**REQUIRED TASK:** Answer with one number: how many lines hold "this".

==== STORED ROWS ====

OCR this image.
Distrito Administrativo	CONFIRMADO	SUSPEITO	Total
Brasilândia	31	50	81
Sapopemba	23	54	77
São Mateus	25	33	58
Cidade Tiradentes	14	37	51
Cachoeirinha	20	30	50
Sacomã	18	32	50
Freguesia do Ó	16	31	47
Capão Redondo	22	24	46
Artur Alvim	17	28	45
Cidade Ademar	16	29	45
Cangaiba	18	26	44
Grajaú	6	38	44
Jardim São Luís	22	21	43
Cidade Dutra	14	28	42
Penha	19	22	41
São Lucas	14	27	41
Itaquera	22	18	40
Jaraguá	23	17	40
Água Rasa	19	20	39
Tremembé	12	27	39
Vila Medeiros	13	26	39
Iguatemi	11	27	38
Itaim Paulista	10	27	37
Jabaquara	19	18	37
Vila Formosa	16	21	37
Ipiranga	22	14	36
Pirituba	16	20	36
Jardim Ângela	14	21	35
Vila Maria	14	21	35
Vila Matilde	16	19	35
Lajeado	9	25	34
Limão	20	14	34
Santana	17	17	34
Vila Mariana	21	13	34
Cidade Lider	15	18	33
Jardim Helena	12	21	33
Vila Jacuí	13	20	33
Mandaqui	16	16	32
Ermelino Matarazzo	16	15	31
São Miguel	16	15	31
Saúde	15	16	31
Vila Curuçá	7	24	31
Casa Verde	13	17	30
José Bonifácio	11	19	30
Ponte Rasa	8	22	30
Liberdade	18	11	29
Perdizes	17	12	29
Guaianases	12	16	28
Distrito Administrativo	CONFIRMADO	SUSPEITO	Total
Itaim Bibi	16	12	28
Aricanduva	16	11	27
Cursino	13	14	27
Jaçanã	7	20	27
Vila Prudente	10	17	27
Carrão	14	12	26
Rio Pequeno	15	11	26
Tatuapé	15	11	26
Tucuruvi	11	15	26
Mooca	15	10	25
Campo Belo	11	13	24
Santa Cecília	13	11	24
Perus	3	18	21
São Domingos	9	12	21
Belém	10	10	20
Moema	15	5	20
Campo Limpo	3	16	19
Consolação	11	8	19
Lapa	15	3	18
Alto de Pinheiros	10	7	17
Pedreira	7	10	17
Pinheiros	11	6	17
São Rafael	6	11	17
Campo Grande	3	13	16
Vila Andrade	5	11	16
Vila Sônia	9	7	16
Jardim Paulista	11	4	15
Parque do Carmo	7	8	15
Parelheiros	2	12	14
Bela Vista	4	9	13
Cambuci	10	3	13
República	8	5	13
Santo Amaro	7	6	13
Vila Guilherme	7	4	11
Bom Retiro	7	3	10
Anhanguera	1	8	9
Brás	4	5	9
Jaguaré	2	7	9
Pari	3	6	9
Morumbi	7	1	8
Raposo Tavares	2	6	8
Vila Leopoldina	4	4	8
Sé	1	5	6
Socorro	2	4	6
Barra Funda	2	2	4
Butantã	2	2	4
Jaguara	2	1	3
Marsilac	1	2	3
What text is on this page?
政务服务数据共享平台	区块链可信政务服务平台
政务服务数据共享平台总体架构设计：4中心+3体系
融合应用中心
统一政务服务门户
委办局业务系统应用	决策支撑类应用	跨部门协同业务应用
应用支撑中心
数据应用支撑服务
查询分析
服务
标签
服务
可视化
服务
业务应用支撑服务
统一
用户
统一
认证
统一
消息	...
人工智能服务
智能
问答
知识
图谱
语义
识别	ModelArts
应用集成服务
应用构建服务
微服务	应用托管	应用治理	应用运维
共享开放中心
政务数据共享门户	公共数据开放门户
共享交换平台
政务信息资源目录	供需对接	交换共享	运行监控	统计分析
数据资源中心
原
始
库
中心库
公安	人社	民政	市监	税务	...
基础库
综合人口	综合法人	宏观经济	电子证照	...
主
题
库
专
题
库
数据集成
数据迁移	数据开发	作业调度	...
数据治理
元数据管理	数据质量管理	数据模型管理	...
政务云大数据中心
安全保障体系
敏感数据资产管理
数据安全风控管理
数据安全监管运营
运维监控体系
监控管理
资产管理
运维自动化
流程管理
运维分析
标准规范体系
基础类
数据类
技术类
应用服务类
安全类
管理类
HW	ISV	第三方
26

====

**RESPONSE TO THE EXERCISE:** 2